Die Religionswissenschaftlerin Monika Glavac hat untersucht, wie Muslime in Karikaturen abgebildet werden. Sie wurde bereits in der Entstehungszeit der Karikatur, im 17. Jahrhundert, in Italien fündig. Die zentrale Figur dieser Zeichnung ist ein Mufti, ein islamischer Rechtsgelehrter. Gezeigt wird er mit einem überdimensionalen Turban, dem typischen Element der Übertreibung in der Karikatur. Zudem liegt ein Koran am Boden, was für Muslime ein schlimmes Vergehen ist.

Die Karikatur ist von ihrem Entstehungskontext her zu verstehen, nämlich der Niederlage der Osmanen in Wien. Die Zeichnung illustriert diesen Misserfolg. Allerdings ist für Monika Glavac nicht ganz klar, ob die Karikatur ein Opfer zeigt oder sich viel mehr lustig macht über die unterlegenen Türken. Ganz klar ist aber: Der Muslim ist der Fremde, der sich merkwürdig kleidet und andere Sitten pflegt.

Der Muslim als Spiegel

Die Lithographie von Benjamin Roubaud zeigt einen unbeholfen tanzenden Franzosen neben einer Muslimin und Muslimen.
Legende: Benjamin Roubaud: «La leçon de la danse», Les Troupiers en Afrique, Lithographie «Le Charivari» vom 6. April 1845. Zentralbibliothek Zürich

Ganz anders in einer Zeichnung aus dem 19. Jahrhundert aus Frankreich. Dort wird nicht der Muslim überzeichnet, sondern der französische Soldat, der in einer Runde von Muslimen und Musliminnen tanzt. Er wirkt tollpatschig, betrunken und fehl am Platz. Hier sind eigentlich nicht die Muslime die Fremden, sondern der Franzose ist es, so Monika Glavac.

Wieder anders sind die berühmten Mohammed-Karikaturen aus Dänemark. Die Zeitung «Jyllands-Posten» (‹Jütlands-Post›) publizierte eine Reihe von Karikaturen, die die Selbstzensur anprangern sollten. Berühmt wurde dann aber vor allem eine Karikatur, die den Propheten Mohammed zeigte. Ihn darzustellen ist für Muslime ein Tabu.
^^^^
**Aufgaben zur Übung**
a) Fasse den Absatz des Textes über Muslime in Karikaturen, der mit „Ganz anders in einer Zeichnung“ beginnt, als kurze Stichpunktliste zusammen.
b) Bearbeite bitte die Datensätze vom Anfang bis hinunter zur Zeile mit „website-button[interactable]: Website [54, 1311, 1137, 1443]“, beide Enden eingeschlossen. Ersetze darin „stop-icon“ durch „pause-icon“ und gib nur diese Zeilen sonst unverändert wieder.
^^^^
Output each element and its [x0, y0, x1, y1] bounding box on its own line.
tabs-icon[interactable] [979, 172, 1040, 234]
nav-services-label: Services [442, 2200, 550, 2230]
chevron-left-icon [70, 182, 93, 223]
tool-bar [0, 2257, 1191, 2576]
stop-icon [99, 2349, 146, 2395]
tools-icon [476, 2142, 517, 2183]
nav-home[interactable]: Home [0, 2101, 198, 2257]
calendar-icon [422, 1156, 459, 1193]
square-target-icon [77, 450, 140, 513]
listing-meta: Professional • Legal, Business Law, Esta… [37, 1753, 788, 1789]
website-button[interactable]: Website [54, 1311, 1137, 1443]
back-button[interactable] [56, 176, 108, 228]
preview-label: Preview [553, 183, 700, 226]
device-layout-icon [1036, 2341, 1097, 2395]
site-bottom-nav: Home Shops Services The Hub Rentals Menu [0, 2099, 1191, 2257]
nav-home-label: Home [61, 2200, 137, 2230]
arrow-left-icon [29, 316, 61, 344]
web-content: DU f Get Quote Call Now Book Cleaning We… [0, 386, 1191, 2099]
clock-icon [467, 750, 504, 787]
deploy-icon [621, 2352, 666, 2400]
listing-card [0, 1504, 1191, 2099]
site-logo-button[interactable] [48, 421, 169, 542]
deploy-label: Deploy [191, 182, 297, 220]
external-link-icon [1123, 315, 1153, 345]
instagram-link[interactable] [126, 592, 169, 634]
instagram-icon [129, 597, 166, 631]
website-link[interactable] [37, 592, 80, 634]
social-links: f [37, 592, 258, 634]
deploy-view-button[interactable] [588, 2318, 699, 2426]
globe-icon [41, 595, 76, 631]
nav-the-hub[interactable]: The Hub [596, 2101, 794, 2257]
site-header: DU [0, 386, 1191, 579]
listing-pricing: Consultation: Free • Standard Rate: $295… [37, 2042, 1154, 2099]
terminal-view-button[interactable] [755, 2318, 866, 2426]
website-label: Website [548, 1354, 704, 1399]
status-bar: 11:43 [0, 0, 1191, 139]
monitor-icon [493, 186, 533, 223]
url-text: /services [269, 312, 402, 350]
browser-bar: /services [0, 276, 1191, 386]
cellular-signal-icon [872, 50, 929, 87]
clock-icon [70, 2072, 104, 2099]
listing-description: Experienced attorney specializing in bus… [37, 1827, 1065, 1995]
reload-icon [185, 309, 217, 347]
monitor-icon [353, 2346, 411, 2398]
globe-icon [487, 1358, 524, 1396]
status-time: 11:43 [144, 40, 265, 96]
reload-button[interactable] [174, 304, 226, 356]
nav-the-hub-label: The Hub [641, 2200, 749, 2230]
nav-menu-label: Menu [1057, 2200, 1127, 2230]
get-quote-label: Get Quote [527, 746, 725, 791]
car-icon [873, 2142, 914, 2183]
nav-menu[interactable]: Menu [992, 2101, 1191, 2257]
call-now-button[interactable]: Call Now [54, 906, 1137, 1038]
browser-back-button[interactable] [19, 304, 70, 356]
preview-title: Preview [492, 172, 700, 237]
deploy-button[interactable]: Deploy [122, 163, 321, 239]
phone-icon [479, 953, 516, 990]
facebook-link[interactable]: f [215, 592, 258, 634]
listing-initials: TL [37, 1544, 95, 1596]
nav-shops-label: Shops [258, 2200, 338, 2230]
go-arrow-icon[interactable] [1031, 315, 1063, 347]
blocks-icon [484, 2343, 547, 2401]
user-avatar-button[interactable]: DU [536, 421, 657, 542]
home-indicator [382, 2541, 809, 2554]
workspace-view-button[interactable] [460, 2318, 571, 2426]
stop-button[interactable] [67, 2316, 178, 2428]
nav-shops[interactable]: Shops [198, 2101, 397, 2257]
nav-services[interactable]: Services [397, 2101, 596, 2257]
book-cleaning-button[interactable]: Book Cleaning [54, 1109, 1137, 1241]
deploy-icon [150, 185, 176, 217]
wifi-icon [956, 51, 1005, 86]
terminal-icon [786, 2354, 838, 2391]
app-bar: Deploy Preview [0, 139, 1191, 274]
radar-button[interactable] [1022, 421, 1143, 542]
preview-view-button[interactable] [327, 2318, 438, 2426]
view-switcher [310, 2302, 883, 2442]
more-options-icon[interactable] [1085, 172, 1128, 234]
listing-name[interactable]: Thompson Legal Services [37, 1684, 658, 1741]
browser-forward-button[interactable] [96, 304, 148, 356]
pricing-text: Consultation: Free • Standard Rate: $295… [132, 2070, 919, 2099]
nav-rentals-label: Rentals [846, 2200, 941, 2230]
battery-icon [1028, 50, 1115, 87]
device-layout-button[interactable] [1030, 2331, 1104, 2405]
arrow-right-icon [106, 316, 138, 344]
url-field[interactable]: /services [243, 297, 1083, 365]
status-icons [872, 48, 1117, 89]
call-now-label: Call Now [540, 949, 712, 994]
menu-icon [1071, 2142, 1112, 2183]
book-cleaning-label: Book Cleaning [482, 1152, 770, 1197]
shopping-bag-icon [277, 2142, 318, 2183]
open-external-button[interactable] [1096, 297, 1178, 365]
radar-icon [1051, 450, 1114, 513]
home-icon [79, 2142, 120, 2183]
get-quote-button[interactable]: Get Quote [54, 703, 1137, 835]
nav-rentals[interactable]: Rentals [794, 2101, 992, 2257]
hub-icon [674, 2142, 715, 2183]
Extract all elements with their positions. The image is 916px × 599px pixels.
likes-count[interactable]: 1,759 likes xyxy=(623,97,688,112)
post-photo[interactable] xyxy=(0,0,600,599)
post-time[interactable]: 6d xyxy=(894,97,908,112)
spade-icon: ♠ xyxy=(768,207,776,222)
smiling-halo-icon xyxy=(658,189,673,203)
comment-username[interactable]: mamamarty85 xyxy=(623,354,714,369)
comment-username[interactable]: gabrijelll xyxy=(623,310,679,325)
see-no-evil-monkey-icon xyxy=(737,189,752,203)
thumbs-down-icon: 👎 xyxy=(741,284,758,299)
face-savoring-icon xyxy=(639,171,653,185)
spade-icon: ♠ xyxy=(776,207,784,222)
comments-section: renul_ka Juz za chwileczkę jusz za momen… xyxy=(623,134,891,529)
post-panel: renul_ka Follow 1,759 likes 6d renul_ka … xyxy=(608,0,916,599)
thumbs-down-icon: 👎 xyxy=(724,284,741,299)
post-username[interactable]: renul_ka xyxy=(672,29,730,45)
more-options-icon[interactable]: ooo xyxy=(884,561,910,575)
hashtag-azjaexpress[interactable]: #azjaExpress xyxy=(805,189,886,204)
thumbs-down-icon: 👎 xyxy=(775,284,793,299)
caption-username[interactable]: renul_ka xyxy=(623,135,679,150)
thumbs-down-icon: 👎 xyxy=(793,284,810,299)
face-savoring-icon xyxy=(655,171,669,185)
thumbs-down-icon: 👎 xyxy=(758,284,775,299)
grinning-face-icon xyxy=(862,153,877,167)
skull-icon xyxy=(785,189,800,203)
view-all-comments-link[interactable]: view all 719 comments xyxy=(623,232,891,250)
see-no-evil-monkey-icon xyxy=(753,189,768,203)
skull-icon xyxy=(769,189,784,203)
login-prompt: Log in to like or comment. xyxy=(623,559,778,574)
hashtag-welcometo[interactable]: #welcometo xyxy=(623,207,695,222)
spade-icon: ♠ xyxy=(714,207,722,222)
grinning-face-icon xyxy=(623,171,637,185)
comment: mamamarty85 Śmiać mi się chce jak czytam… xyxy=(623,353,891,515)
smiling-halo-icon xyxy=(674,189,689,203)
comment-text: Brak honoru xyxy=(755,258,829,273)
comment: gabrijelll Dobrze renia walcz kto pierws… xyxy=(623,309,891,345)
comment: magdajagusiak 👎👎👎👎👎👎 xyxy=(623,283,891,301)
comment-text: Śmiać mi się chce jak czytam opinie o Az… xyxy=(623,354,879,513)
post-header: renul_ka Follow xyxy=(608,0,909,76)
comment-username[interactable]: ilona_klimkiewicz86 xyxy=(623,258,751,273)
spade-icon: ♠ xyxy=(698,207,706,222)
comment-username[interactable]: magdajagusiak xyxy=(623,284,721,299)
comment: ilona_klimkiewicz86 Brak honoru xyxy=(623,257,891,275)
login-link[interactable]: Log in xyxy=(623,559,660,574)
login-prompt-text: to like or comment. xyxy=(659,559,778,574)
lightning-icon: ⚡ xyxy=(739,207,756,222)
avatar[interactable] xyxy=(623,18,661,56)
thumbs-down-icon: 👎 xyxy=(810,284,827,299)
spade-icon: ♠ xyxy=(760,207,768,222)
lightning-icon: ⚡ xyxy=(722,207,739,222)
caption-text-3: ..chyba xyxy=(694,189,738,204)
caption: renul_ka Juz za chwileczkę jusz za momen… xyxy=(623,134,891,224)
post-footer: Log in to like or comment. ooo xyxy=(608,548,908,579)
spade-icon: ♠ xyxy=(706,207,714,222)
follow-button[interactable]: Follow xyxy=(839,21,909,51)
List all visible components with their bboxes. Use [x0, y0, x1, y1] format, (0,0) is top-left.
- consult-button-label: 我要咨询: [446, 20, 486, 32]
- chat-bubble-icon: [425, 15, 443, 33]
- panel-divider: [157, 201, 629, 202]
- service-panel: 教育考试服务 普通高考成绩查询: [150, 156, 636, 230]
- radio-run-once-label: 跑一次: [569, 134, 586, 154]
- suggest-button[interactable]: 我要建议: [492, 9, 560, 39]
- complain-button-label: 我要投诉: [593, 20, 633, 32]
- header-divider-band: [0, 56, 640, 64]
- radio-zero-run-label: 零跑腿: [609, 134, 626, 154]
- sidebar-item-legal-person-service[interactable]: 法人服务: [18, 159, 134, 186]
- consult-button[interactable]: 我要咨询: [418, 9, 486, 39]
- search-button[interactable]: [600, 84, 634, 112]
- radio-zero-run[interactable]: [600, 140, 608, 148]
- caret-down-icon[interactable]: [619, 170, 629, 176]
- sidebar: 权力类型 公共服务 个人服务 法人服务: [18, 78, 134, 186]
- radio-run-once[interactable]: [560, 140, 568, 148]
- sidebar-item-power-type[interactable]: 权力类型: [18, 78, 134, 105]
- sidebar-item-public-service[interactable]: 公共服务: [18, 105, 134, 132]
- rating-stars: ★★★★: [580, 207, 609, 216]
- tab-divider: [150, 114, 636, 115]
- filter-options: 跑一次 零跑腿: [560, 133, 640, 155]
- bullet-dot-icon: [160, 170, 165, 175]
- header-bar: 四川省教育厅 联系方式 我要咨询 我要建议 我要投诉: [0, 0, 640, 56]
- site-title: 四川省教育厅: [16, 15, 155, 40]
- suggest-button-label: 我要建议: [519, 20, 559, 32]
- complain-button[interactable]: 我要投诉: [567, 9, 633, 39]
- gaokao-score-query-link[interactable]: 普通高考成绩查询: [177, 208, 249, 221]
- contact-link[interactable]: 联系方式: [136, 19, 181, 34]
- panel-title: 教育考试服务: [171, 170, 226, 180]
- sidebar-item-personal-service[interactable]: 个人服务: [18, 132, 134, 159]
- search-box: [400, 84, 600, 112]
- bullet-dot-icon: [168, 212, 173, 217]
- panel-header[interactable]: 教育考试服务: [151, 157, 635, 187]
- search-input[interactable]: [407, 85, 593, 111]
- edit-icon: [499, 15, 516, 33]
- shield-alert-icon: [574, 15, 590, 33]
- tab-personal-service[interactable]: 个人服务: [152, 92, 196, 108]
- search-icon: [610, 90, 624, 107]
^^^^
**Lösungen zur Übung**
a)
- Zeichnung aus dem 19. Jahrhundert aus Frankreich
- Überzeichnet wird nicht der Muslim, sondern ein französischer Soldat, der in einer Runde von Muslimen und Musliminnen tanzt
- Der Soldat wirkt tollpatschig, betrunken und fehl am Platz
- Laut Monika Glavac ist hier nicht der Muslim der Fremde, sondern der Franzose

b)
Output each element and its [x0, y0, x1, y1] bounding box on its own line.
tabs-icon[interactable] [979, 172, 1040, 234]
nav-services-label: Services [442, 2200, 550, 2230]
chevron-left-icon [70, 182, 93, 223]
tool-bar [0, 2257, 1191, 2576]
pause-icon [99, 2349, 146, 2395]
tools-icon [476, 2142, 517, 2183]
nav-home[interactable]: Home [0, 2101, 198, 2257]
calendar-icon [422, 1156, 459, 1193]
square-target-icon [77, 450, 140, 513]
listing-meta: Professional • Legal, Business Law, Esta… [37, 1753, 788, 1789]
website-button[interactable]: Website [54, 1311, 1137, 1443]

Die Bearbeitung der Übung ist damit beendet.